-- Start DATA FOR THE TASK --

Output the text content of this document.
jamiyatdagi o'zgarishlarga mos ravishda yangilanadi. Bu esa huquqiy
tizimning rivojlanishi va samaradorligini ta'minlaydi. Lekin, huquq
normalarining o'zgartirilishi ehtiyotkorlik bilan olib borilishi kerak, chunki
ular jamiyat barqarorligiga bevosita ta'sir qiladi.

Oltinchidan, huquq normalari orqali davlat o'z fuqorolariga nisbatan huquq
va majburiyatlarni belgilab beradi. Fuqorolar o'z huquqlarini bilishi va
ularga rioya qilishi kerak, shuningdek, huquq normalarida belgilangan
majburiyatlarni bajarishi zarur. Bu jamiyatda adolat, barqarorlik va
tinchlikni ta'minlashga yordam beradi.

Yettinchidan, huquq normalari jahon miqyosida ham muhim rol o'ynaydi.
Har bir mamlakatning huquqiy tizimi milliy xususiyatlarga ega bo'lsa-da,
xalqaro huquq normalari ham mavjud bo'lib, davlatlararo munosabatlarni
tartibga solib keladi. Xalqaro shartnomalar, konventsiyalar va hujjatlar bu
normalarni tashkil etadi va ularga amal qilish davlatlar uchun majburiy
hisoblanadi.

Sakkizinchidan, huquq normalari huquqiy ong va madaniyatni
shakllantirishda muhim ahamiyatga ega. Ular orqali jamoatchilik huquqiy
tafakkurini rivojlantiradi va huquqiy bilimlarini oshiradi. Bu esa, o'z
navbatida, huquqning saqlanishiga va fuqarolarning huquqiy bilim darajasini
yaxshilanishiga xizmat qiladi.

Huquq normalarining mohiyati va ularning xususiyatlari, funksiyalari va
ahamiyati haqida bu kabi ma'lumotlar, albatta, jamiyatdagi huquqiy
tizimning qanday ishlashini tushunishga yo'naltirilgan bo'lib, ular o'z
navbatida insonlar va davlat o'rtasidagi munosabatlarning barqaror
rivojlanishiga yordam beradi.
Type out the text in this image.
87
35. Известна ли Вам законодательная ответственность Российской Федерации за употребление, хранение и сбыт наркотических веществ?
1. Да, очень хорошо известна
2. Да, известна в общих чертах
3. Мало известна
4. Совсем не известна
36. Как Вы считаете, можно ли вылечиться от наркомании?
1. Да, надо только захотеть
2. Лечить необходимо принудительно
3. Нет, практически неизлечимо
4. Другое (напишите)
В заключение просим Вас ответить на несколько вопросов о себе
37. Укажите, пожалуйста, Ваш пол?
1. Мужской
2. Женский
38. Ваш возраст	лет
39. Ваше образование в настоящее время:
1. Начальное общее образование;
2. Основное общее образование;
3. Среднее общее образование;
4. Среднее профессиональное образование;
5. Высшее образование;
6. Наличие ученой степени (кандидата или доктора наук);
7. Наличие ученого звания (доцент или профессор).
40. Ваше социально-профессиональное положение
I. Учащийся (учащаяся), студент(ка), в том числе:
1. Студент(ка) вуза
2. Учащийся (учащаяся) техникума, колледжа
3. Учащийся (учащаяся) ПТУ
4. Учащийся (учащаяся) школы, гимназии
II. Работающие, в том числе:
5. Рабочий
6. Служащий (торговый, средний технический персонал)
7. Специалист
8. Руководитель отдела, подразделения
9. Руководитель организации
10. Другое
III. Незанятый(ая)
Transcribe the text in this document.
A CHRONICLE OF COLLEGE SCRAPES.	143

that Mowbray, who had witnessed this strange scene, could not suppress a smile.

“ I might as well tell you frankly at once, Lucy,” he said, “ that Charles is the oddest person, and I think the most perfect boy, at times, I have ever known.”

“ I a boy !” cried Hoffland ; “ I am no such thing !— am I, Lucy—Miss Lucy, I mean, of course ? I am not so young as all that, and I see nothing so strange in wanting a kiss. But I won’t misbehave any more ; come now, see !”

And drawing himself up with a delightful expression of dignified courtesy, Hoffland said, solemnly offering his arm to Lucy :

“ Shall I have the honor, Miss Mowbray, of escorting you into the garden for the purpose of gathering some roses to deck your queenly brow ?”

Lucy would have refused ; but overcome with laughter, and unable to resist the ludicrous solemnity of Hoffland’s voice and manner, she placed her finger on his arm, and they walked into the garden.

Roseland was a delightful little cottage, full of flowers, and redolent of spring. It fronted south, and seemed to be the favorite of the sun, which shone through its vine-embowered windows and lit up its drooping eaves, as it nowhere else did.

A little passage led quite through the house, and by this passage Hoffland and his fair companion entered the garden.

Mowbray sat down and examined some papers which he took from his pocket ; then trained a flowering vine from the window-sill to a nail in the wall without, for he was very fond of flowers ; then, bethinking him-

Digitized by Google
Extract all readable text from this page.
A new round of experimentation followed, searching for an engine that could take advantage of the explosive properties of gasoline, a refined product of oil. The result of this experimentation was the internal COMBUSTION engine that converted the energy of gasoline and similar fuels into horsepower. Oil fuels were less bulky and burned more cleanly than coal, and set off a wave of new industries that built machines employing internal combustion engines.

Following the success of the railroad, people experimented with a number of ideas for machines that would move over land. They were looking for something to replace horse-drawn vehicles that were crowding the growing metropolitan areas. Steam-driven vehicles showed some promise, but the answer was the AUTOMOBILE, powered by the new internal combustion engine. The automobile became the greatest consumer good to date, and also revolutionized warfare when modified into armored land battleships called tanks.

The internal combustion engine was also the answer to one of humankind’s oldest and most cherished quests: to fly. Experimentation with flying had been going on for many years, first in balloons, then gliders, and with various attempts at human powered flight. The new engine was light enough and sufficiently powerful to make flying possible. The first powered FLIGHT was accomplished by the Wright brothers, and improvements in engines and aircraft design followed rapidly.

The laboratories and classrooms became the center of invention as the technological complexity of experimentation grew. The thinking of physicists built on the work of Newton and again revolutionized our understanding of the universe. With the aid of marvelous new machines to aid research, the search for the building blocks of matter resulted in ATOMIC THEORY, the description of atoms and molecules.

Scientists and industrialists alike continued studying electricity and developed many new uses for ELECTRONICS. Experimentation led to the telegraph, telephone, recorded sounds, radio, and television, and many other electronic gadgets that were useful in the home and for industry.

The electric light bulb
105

-- End DATA FOR THE TASK --

Set down every record above exactly as given.

- **CORRECT ANSWER**:
Output the text content of this document.
jamiyatdagi o'zgarishlarga mos ravishda yangilanadi. Bu esa huquqiy
tizimning rivojlanishi va samaradorligini ta'minlaydi. Lekin, huquq
normalarining o'zgartirilishi ehtiyotkorlik bilan olib borilishi kerak, chunki
ular jamiyat barqarorligiga bevosita ta'sir qiladi.

Oltinchidan, huquq normalari orqali davlat o'z fuqorolariga nisbatan huquq
va majburiyatlarni belgilab beradi. Fuqorolar o'z huquqlarini bilishi va
ularga rioya qilishi kerak, shuningdek, huquq normalarida belgilangan
majburiyatlarni bajarishi zarur. Bu jamiyatda adolat, barqarorlik va
tinchlikni ta'minlashga yordam beradi.

Yettinchidan, huquq normalari jahon miqyosida ham muhim rol o'ynaydi.
Har bir mamlakatning huquqiy tizimi milliy xususiyatlarga ega bo'lsa-da,
xalqaro huquq normalari ham mavjud bo'lib, davlatlararo munosabatlarni
tartibga solib keladi. Xalqaro shartnomalar, konventsiyalar va hujjatlar bu
normalarni tashkil etadi va ularga amal qilish davlatlar uchun majburiy
hisoblanadi.

Sakkizinchidan, huquq normalari huquqiy ong va madaniyatni
shakllantirishda muhim ahamiyatga ega. Ular orqali jamoatchilik huquqiy
tafakkurini rivojlantiradi va huquqiy bilimlarini oshiradi. Bu esa, o'z
navbatida, huquqning saqlanishiga va fuqarolarning huquqiy bilim darajasini
yaxshilanishiga xizmat qiladi.

Huquq normalarining mohiyati va ularning xususiyatlari, funksiyalari va
ahamiyati haqida bu kabi ma'lumotlar, albatta, jamiyatdagi huquqiy
tizimning qanday ishlashini tushunishga yo'naltirilgan bo'lib, ular o'z
navbatida insonlar va davlat o'rtasidagi munosabatlarning barqaror
rivojlanishiga yordam beradi.
Type out the text in this image.
87
35. Известна ли Вам законодательная ответственность Российской Федерации за употребление, хранение и сбыт наркотических веществ?
1. Да, очень хорошо известна
2. Да, известна в общих чертах
3. Мало известна
4. Совсем не известна
36. Как Вы считаете, можно ли вылечиться от наркомании?
1. Да, надо только захотеть
2. Лечить необходимо принудительно
3. Нет, практически неизлечимо
4. Другое (напишите)
В заключение просим Вас ответить на несколько вопросов о себе
37. Укажите, пожалуйста, Ваш пол?
1. Мужской
2. Женский
38. Ваш возраст	лет
39. Ваше образование в настоящее время:
1. Начальное общее образование;
2. Основное общее образование;
3. Среднее общее образование;
4. Среднее профессиональное образование;
5. Высшее образование;
6. Наличие ученой степени (кандидата или доктора наук);
7. Наличие ученого звания (доцент или профессор).
40. Ваше социально-профессиональное положение
I. Учащийся (учащаяся), студент(ка), в том числе:
1. Студент(ка) вуза
2. Учащийся (учащаяся) техникума, колледжа
3. Учащийся (учащаяся) ПТУ
4. Учащийся (учащаяся) школы, гимназии
II. Работающие, в том числе:
5. Рабочий
6. Служащий (торговый, средний технический персонал)
7. Специалист
8. Руководитель отдела, подразделения
9. Руководитель организации
10. Другое
III. Незанятый(ая)
Transcribe the text in this document.
A CHRONICLE OF COLLEGE SCRAPES.	143

that Mowbray, who had witnessed this strange scene, could not suppress a smile.

“ I might as well tell you frankly at once, Lucy,” he said, “ that Charles is the oddest person, and I think the most perfect boy, at times, I have ever known.”

“ I a boy !” cried Hoffland ; “ I am no such thing !— am I, Lucy—Miss Lucy, I mean, of course ? I am not so young as all that, and I see nothing so strange in wanting a kiss. But I won’t misbehave any more ; come now, see !”

And drawing himself up with a delightful expression of dignified courtesy, Hoffland said, solemnly offering his arm to Lucy :

“ Shall I have the honor, Miss Mowbray, of escorting you into the garden for the purpose of gathering some roses to deck your queenly brow ?”

Lucy would have refused ; but overcome with laughter, and unable to resist the ludicrous solemnity of Hoffland’s voice and manner, she placed her finger on his arm, and they walked into the garden.

Roseland was a delightful little cottage, full of flowers, and redolent of spring. It fronted south, and seemed to be the favorite of the sun, which shone through its vine-embowered windows and lit up its drooping eaves, as it nowhere else did.

A little passage led quite through the house, and by this passage Hoffland and his fair companion entered the garden.

Mowbray sat down and examined some papers which he took from his pocket ; then trained a flowering vine from the window-sill to a nail in the wall without, for he was very fond of flowers ; then, bethinking him-

Digitized by Google
Extract all readable text from this page.
A new round of experimentation followed, searching for an engine that could take advantage of the explosive properties of gasoline, a refined product of oil. The result of this experimentation was the internal COMBUSTION engine that converted the energy of gasoline and similar fuels into horsepower. Oil fuels were less bulky and burned more cleanly than coal, and set off a wave of new industries that built machines employing internal combustion engines.

Following the success of the railroad, people experimented with a number of ideas for machines that would move over land. They were looking for something to replace horse-drawn vehicles that were crowding the growing metropolitan areas. Steam-driven vehicles showed some promise, but the answer was the AUTOMOBILE, powered by the new internal combustion engine. The automobile became the greatest consumer good to date, and also revolutionized warfare when modified into armored land battleships called tanks.

The internal combustion engine was also the answer to one of humankind’s oldest and most cherished quests: to fly. Experimentation with flying had been going on for many years, first in balloons, then gliders, and with various attempts at human powered flight. The new engine was light enough and sufficiently powerful to make flying possible. The first powered FLIGHT was accomplished by the Wright brothers, and improvements in engines and aircraft design followed rapidly.

The laboratories and classrooms became the center of invention as the technological complexity of experimentation grew. The thinking of physicists built on the work of Newton and again revolutionized our understanding of the universe. With the aid of marvelous new machines to aid research, the search for the building blocks of matter resulted in ATOMIC THEORY, the description of atoms and molecules.

Scientists and industrialists alike continued studying electricity and developed many new uses for ELECTRONICS. Experimentation led to the telegraph, telephone, recorded sounds, radio, and television, and many other electronic gadgets that were useful in the home and for industry.

The electric light bulb
105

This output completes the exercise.